[Start RECORDS]

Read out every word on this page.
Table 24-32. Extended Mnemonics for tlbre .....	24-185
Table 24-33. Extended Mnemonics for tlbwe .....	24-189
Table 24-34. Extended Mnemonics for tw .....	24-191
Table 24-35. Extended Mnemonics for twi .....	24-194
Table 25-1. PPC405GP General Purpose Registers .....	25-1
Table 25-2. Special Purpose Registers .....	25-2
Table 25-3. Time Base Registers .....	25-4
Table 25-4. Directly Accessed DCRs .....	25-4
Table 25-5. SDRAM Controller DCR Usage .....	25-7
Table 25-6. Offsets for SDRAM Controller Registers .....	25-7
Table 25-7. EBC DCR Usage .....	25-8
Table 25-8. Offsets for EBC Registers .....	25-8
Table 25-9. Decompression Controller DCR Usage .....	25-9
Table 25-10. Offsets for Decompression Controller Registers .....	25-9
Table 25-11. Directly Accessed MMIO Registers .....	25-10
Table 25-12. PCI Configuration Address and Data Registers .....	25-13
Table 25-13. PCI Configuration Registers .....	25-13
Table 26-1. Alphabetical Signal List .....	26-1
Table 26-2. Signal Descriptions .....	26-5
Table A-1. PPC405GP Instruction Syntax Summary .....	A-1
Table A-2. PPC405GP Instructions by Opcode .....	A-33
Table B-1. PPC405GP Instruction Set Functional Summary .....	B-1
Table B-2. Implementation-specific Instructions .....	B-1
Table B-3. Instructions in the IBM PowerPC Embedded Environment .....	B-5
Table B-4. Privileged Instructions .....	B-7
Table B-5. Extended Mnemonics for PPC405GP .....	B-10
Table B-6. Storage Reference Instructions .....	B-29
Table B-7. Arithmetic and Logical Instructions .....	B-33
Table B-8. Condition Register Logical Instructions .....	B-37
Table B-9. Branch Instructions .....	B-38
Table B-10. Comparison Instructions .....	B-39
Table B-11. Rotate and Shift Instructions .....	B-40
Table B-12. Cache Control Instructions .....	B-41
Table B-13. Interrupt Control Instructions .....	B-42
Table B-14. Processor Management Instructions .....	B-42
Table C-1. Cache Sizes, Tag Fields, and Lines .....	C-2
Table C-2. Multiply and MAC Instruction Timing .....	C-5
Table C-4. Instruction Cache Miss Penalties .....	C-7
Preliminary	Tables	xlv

[End RECORDS]

- PROBLEM DESCRIPTION
Go through the material and copy out every line with "Directly" in it.

- RESULT
Table 25-4. Directly Accessed DCRs .....	25-4
Table 25-11. Directly Accessed MMIO Registers .....	25-10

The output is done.